■ PROBLEM TO WORK ON ■
Work through the data line by line, gathering every line that has the word "Nucleus".

Part of a data file

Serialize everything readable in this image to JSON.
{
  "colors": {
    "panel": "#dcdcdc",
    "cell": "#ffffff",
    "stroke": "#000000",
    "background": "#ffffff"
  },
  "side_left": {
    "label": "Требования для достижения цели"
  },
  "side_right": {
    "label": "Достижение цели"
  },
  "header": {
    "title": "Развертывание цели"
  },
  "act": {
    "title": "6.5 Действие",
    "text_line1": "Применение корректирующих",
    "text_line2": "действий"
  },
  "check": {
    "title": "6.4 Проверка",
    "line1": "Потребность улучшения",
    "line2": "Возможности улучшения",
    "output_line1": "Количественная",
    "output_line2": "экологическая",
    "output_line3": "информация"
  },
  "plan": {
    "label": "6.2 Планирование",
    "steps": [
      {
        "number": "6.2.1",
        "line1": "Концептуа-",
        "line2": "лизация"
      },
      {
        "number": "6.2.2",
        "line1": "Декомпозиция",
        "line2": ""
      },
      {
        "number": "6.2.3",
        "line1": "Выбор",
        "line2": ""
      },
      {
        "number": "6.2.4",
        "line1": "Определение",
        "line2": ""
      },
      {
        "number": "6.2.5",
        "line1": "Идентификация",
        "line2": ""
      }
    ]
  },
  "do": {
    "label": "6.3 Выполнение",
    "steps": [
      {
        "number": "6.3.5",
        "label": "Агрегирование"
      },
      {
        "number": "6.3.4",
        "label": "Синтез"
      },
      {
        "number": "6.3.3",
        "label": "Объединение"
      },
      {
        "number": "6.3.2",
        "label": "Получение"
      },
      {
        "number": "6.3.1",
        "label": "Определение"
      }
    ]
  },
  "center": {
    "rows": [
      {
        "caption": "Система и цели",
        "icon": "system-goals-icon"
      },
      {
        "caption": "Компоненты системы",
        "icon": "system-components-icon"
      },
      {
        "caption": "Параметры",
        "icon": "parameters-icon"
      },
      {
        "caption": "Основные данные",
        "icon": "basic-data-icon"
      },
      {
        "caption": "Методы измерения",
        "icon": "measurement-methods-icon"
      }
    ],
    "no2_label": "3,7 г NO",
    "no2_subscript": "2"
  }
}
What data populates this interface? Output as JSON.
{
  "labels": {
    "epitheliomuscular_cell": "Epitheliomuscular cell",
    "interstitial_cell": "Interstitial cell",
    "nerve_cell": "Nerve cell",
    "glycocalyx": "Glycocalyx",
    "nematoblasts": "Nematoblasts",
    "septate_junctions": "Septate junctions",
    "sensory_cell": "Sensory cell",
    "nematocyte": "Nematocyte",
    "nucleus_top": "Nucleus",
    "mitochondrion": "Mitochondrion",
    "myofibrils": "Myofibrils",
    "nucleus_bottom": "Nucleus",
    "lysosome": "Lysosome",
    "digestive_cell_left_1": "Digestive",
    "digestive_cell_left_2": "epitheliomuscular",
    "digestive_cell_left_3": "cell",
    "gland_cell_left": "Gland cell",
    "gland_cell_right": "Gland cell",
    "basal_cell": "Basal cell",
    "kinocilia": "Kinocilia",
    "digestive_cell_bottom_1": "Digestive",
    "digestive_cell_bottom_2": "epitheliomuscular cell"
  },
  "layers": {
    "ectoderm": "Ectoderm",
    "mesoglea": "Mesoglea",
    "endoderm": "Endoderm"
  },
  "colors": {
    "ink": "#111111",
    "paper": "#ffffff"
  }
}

■ OUTPUT BELOW ■
    "nucleus_top": "Nucleus",
    "nucleus_bottom": "Nucleus",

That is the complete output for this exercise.